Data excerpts
+---+

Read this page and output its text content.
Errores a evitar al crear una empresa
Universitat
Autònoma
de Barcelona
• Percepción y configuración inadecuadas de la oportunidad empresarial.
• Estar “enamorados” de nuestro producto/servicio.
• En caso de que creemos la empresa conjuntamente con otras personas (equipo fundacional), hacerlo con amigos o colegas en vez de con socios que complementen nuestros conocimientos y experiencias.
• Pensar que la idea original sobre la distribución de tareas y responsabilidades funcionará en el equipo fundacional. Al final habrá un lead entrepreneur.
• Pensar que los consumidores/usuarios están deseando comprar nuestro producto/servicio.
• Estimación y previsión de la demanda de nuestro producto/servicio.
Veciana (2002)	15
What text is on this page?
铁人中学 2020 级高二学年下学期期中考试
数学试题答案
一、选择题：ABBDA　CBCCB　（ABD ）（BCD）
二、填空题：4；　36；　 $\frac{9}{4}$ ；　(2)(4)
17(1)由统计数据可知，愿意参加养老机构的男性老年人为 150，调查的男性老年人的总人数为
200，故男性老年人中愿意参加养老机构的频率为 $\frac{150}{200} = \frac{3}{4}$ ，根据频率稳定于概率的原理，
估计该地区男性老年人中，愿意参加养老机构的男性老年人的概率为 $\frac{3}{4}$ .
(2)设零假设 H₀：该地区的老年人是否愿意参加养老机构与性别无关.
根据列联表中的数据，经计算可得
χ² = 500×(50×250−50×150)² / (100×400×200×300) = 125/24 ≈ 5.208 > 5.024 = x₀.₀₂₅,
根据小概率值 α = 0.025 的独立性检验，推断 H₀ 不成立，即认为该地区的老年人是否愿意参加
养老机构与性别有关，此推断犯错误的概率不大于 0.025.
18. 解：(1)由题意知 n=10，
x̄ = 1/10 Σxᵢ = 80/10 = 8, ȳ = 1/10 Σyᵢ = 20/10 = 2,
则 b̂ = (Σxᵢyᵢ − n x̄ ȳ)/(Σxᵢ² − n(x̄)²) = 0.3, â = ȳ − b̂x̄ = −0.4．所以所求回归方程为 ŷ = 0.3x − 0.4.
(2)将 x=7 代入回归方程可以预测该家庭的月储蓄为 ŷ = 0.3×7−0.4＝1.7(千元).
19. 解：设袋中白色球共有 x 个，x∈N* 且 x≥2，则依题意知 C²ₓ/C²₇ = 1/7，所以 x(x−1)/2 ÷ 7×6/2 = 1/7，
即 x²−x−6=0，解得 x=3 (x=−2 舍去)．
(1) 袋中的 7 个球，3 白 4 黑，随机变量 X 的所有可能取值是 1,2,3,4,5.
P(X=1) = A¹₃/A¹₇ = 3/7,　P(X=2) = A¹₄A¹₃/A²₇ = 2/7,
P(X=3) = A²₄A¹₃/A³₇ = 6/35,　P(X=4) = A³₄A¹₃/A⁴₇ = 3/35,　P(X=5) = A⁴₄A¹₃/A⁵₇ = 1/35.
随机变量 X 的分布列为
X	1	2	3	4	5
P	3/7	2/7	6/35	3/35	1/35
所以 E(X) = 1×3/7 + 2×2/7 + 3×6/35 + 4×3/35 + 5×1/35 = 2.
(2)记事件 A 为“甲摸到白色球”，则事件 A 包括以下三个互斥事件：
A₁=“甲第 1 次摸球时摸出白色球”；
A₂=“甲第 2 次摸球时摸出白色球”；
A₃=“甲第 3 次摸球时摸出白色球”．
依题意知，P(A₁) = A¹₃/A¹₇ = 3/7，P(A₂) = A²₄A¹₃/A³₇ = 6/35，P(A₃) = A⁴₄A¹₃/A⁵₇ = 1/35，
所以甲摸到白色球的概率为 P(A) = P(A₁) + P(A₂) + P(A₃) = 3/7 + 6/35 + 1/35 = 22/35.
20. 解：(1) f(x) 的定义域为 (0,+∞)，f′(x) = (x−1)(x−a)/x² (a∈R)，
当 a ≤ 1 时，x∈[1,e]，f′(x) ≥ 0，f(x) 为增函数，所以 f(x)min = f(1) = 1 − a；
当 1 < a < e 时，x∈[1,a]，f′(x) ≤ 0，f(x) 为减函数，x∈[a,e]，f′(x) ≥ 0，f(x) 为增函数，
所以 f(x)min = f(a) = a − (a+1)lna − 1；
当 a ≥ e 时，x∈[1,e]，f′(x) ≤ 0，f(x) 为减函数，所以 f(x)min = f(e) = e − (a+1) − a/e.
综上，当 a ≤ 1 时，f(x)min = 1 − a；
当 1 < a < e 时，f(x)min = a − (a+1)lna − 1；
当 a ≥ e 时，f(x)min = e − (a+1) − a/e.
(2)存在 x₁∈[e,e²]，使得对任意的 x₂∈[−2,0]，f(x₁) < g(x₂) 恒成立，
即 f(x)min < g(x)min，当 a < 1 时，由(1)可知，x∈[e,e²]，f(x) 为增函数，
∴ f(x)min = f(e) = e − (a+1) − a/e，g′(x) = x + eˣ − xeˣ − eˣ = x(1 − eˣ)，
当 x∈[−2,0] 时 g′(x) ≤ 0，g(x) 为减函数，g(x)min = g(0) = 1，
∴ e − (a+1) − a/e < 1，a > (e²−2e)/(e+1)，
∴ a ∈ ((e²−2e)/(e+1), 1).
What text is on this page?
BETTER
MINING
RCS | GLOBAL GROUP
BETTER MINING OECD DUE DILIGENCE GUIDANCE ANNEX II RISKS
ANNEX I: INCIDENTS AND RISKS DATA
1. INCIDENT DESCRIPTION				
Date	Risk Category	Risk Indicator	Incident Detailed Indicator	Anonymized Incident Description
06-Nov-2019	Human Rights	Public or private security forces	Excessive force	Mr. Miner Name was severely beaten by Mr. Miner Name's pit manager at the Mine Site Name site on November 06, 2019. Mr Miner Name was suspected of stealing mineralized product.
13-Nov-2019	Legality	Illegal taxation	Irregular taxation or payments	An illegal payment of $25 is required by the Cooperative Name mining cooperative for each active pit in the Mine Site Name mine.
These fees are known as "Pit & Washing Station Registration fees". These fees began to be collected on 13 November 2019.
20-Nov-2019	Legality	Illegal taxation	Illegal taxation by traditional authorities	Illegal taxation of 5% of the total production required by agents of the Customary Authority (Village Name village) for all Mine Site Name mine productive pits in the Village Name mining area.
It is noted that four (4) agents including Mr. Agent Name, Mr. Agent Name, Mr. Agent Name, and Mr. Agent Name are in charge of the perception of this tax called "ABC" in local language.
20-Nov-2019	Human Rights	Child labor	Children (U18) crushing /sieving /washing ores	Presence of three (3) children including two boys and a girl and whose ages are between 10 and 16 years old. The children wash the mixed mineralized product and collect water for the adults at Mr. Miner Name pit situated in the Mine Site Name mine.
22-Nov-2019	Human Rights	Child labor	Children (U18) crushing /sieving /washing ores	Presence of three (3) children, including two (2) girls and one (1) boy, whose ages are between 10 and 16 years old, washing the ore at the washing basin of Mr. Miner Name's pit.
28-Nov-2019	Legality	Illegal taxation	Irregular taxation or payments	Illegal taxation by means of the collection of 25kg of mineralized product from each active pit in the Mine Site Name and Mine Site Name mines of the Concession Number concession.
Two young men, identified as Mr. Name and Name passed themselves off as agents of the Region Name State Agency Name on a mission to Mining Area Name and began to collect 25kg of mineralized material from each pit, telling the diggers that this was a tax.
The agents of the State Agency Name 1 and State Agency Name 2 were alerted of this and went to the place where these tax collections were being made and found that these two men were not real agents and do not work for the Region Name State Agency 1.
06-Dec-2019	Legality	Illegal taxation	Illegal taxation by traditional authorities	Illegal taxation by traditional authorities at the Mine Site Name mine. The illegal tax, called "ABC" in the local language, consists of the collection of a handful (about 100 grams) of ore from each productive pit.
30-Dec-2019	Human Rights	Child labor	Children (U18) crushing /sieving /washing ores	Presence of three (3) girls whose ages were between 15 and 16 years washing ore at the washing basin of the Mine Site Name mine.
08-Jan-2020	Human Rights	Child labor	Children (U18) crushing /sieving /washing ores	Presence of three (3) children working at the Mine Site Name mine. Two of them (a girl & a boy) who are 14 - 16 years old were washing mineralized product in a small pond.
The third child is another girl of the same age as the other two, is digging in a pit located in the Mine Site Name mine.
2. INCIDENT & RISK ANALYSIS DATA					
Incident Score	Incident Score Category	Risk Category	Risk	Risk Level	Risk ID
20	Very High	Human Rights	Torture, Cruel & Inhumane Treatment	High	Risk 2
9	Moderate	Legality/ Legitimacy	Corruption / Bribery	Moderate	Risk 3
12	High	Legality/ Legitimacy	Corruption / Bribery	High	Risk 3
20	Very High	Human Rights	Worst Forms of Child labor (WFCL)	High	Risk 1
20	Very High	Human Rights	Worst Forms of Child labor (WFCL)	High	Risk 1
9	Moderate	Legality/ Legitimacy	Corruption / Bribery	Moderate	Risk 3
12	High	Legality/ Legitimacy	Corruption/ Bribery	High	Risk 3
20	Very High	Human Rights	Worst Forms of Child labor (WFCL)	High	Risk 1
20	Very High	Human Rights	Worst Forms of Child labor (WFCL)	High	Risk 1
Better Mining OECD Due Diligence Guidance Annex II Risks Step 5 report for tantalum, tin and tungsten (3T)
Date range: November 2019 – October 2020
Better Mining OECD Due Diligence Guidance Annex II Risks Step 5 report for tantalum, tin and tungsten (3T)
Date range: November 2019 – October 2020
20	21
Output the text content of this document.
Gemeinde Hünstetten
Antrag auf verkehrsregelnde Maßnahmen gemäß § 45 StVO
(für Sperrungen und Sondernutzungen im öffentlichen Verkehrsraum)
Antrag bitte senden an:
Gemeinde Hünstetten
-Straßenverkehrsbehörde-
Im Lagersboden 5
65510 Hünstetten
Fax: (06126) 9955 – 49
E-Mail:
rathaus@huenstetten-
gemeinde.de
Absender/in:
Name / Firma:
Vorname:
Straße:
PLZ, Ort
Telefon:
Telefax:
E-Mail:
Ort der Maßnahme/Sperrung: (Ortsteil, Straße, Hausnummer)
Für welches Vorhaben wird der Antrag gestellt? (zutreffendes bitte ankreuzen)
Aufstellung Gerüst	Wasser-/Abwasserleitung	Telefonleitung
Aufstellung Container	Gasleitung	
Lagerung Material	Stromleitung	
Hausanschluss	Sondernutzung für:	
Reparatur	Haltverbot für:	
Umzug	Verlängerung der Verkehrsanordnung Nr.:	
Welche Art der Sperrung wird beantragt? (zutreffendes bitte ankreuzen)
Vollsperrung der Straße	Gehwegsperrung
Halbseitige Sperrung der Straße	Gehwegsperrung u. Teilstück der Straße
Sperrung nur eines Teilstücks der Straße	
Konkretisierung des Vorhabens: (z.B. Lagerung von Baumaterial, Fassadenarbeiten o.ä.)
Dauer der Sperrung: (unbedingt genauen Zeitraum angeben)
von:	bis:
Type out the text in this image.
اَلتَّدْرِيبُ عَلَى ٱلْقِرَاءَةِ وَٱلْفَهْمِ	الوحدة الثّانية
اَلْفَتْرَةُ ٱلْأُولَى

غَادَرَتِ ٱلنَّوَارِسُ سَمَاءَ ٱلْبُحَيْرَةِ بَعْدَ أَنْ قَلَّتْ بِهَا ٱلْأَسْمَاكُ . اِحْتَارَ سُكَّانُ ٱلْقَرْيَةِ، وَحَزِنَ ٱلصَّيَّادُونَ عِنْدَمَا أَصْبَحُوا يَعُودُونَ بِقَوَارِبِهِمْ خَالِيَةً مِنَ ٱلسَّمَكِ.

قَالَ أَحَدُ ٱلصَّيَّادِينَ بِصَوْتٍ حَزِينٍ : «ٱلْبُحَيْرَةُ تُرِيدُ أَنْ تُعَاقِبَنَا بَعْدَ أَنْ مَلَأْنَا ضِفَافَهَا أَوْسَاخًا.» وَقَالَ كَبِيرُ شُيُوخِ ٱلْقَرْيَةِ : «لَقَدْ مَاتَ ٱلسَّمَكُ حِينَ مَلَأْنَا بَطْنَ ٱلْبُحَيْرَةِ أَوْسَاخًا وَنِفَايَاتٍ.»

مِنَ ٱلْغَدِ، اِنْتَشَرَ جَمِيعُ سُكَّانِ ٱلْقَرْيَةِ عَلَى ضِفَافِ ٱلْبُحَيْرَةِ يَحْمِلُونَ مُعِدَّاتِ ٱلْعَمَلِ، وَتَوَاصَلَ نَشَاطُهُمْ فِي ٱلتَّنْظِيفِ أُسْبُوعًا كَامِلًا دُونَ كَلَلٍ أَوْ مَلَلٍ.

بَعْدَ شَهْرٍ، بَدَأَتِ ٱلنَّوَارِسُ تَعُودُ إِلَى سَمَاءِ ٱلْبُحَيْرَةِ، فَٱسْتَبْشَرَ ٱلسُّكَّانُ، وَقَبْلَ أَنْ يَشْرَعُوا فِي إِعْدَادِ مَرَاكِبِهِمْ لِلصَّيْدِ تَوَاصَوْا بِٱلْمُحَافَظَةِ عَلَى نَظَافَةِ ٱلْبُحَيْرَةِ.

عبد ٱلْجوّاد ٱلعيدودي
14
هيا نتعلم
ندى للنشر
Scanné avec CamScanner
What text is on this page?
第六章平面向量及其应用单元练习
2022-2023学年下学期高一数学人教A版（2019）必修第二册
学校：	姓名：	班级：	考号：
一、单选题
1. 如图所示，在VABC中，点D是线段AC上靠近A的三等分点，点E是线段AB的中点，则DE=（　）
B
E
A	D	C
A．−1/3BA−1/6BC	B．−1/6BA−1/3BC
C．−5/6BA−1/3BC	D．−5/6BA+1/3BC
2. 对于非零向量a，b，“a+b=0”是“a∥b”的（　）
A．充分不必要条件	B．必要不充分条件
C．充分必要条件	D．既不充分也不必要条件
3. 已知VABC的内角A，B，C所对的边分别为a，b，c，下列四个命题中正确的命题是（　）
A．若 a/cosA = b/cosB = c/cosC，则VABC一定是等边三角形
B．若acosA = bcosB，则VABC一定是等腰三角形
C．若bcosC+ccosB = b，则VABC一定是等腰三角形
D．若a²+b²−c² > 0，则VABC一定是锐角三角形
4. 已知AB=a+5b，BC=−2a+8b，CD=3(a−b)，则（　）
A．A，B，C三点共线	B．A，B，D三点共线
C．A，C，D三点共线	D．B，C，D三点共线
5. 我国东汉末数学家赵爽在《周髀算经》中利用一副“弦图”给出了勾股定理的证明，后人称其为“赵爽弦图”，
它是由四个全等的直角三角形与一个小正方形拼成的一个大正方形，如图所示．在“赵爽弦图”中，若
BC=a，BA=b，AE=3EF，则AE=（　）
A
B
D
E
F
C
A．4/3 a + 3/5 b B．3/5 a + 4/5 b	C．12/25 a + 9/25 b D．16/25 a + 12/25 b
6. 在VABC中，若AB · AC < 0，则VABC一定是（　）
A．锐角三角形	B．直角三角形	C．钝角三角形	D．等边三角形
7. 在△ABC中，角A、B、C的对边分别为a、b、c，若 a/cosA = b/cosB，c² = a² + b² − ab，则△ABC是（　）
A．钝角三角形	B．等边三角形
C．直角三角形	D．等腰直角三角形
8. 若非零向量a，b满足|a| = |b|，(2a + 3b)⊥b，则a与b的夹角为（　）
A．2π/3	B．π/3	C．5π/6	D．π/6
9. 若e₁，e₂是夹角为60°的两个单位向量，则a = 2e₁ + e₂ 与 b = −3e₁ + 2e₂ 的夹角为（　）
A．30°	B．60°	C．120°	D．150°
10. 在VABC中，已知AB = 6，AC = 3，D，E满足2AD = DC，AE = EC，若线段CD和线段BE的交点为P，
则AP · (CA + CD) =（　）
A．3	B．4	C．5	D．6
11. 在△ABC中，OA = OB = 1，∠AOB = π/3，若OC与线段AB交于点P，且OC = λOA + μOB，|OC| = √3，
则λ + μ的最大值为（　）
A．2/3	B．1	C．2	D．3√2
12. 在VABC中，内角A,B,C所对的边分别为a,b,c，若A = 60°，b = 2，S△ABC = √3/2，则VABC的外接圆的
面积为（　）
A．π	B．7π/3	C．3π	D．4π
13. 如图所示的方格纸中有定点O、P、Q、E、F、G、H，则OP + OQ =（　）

+---+

Where a line of the entries contains the word "Corruption", copy that line.

Expected answer.
9	Moderate	Legality/ Legitimacy	Corruption / Bribery	Moderate	Risk 3
12	High	Legality/ Legitimacy	Corruption / Bribery	High	Risk 3
9	Moderate	Legality/ Legitimacy	Corruption / Bribery	Moderate	Risk 3
12	High	Legality/ Legitimacy	Corruption/ Bribery	High	Risk 3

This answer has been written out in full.